** begin Dataset records **
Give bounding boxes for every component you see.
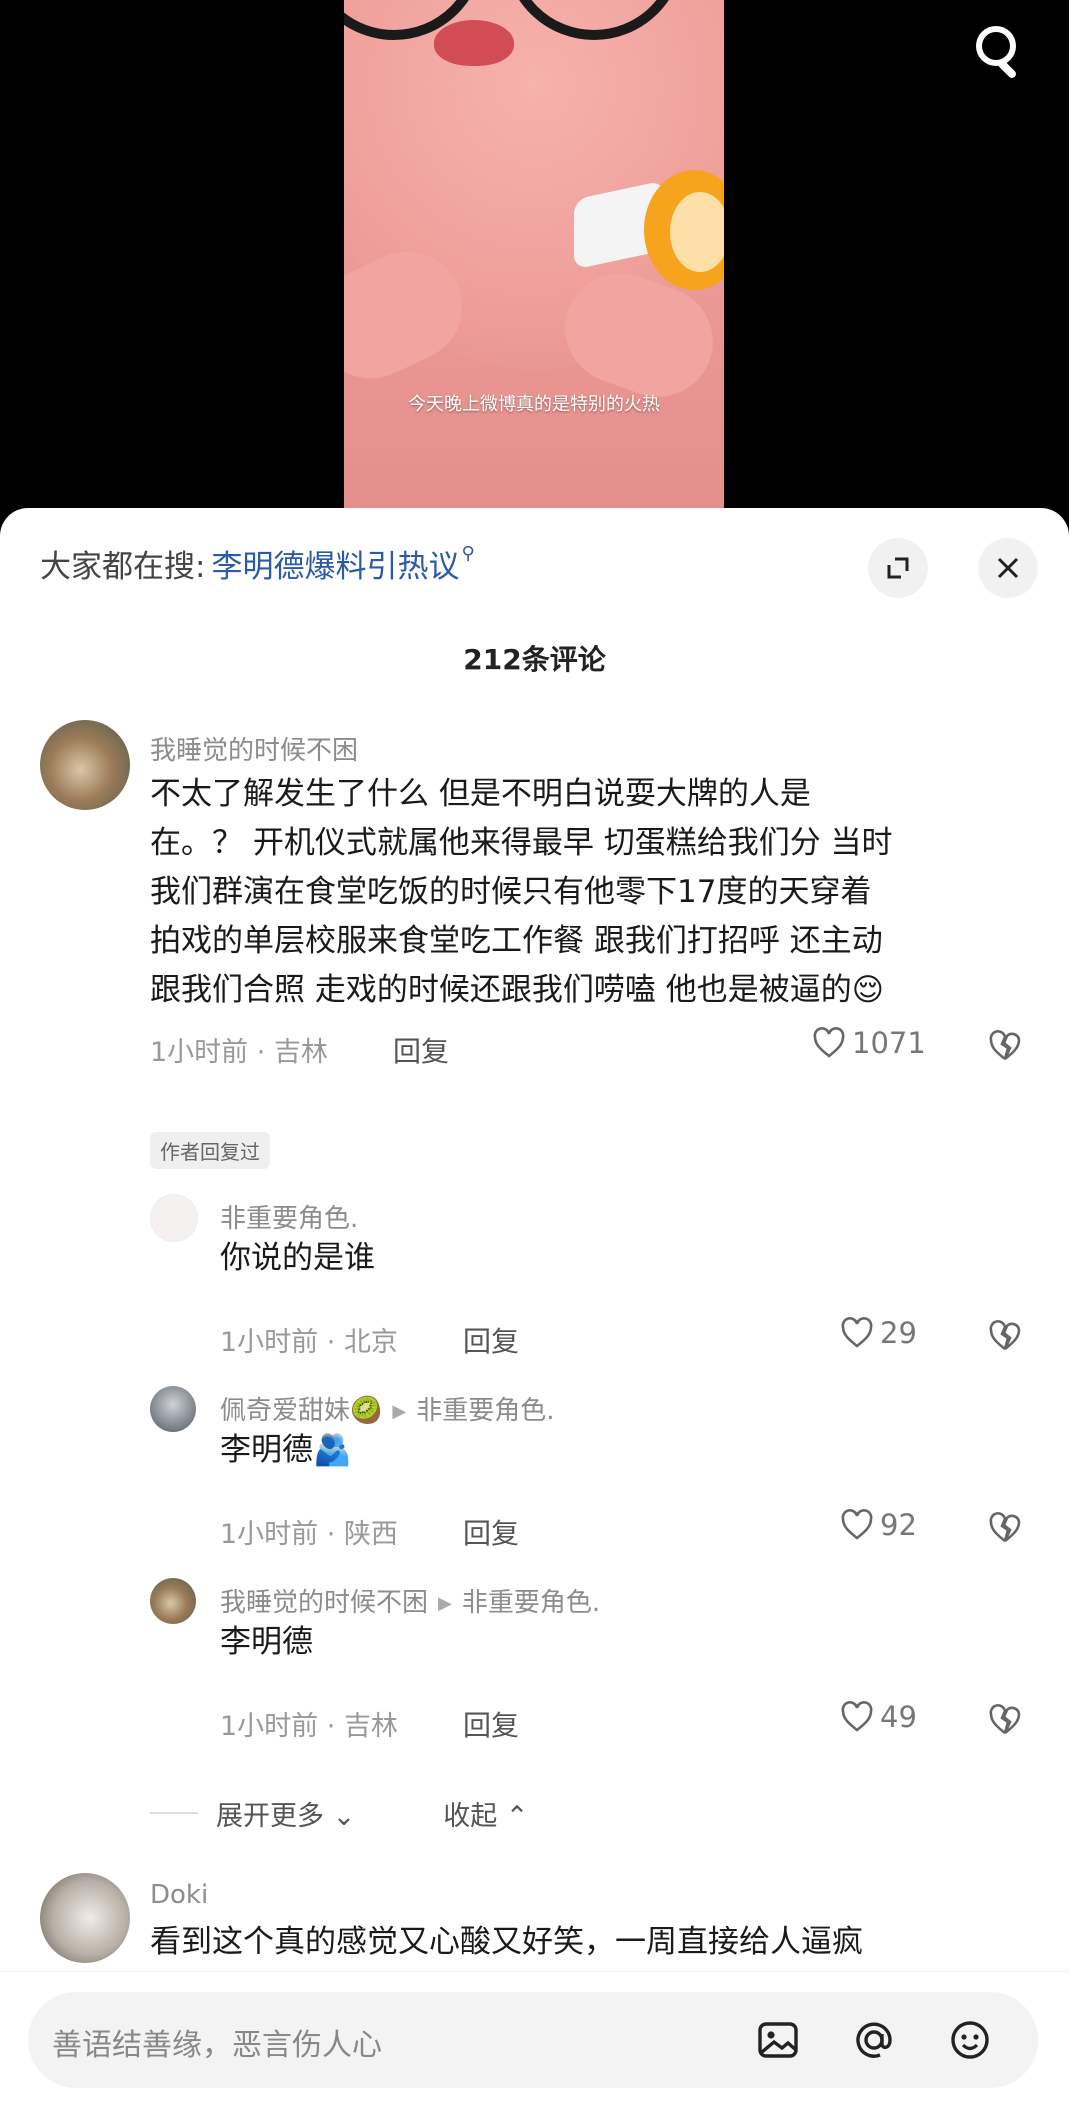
like-count: 92: [880, 1508, 917, 1542]
reply-button[interactable]: 回复: [463, 1704, 519, 1744]
reply-text: 李明德🫂: [220, 1432, 352, 1468]
avatar[interactable]: [40, 1873, 130, 1963]
like-button[interactable]: 1071: [812, 1026, 926, 1060]
comment-count: 212条评论: [463, 643, 606, 676]
like-button[interactable]: 29: [840, 1316, 917, 1350]
reply-username[interactable]: 佩奇爱甜妹🥝 ▶ 非重要角色.: [220, 1390, 554, 1427]
video-caption: 今天晚上微博真的是特别的火热: [408, 394, 660, 415]
video-frame[interactable]: 今天晚上微博真的是特别的火热: [344, 0, 724, 520]
comment-text-line: 拍戏的单层校服来食堂吃工作餐 跟我们打招呼 还主动: [150, 923, 883, 959]
avatar[interactable]: [150, 1578, 196, 1624]
close-button[interactable]: [978, 538, 1038, 598]
comment-username[interactable]: Doki: [150, 1880, 208, 1910]
comment-text-line: 在。？ 开机仪式就属他来得最早 切蛋糕给我们分 当时: [150, 825, 893, 861]
reply-meta: 1小时前 · 北京: [220, 1327, 398, 1358]
comment-meta: 1小时前 · 吉林: [150, 1037, 328, 1068]
heart-icon: [841, 1317, 873, 1348]
reply-username[interactable]: 我睡觉的时候不困 ▶ 非重要角色.: [220, 1582, 600, 1619]
hot-search-row: 大家都在搜: 李明德爆料引热议 ⚲: [40, 538, 475, 588]
broken-heart-icon[interactable]: [988, 1704, 1022, 1736]
comment-text-line: 我们群演在食堂吃饭的时候只有他零下17度的天穿着: [150, 874, 872, 910]
like-button[interactable]: 49: [840, 1700, 917, 1734]
reply-button[interactable]: 回复: [463, 1320, 519, 1360]
reply-button[interactable]: 回复: [463, 1512, 519, 1552]
comment-text-line: 跟我们合照 走戏的时候还跟我们唠嗑 他也是被逼的😌: [150, 972, 885, 1008]
broken-heart-icon[interactable]: [988, 1512, 1022, 1544]
reply-username[interactable]: 非重要角色.: [220, 1198, 358, 1235]
avatar[interactable]: [150, 1386, 196, 1432]
comment-input[interactable]: 善语结善缘，恶言伤人心: [28, 1992, 1038, 2088]
hot-search-label: 大家都在搜:: [40, 548, 206, 585]
broken-heart-icon[interactable]: [988, 1030, 1022, 1062]
hot-search-link[interactable]: 李明德爆料引热议: [211, 541, 459, 586]
comment-text-line: 看到这个真的感觉又心酸又好笑，一周直接给人逼疯: [150, 1924, 863, 1960]
at-icon[interactable]: [850, 2016, 898, 2064]
close-icon: [997, 557, 1019, 579]
expand-button[interactable]: [868, 538, 928, 598]
thread-actions: 展开更多 ⌄ 收起 ⌃: [150, 1788, 528, 1838]
like-button[interactable]: 92: [840, 1508, 917, 1542]
broken-heart-icon[interactable]: [988, 1320, 1022, 1352]
expand-more-button[interactable]: 展开更多 ⌄: [216, 1794, 355, 1833]
like-count: 49: [880, 1700, 917, 1734]
megaphone-illustration: [574, 170, 724, 290]
reply-button[interactable]: 回复: [393, 1030, 449, 1070]
like-count: 29: [880, 1316, 917, 1350]
like-count: 1071: [852, 1026, 926, 1060]
comment-sheet: 大家都在搜: 李明德爆料引热议 ⚲ 212条评论 我睡觉的时候不困 不太了解发生…: [0, 508, 1069, 2113]
video-player[interactable]: 今天晚上微博真的是特别的火热: [0, 0, 1069, 520]
reply-meta: 1小时前 · 陕西: [220, 1519, 398, 1550]
search-icon[interactable]: [970, 18, 1030, 80]
image-icon[interactable]: [754, 2016, 802, 2064]
collapse-button[interactable]: 收起 ⌃: [443, 1794, 528, 1833]
comment-text-line: 不太了解发生了什么 但是不明白说耍大牌的人是: [150, 776, 811, 812]
heart-icon: [841, 1701, 873, 1732]
heart-icon: [841, 1509, 873, 1540]
comment-input-placeholder: 善语结善缘，恶言伤人心: [52, 2028, 382, 2063]
reply-meta: 1小时前 · 吉林: [220, 1711, 398, 1742]
reply-text: 李明德: [220, 1624, 313, 1660]
avatar[interactable]: [150, 1194, 198, 1242]
comment-input-bar: 善语结善缘，恶言伤人心: [0, 1971, 1069, 2113]
reply-arrow-icon: ▶: [392, 1401, 407, 1422]
heart-icon: [813, 1027, 845, 1058]
avatar[interactable]: [40, 720, 130, 810]
search-small-icon: ⚲: [461, 542, 475, 564]
comment-username[interactable]: 我睡觉的时候不困: [150, 730, 358, 767]
emoji-icon[interactable]: [946, 2016, 994, 2064]
reply-text: 你说的是谁: [220, 1240, 375, 1276]
reply-arrow-icon: ▶: [438, 1593, 452, 1614]
expand-icon: [887, 557, 909, 579]
author-replied-badge: 作者回复过: [150, 1132, 270, 1169]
** end Dataset records **
Description of the task:
Show each row above that contains the string "broken", matching case exactly.

Finished task:
broken-heart-icon[interactable]: [988, 1704, 1022, 1736]
broken-heart-icon[interactable]: [988, 1512, 1022, 1544]
broken-heart-icon[interactable]: [988, 1030, 1022, 1062]
broken-heart-icon[interactable]: [988, 1320, 1022, 1352]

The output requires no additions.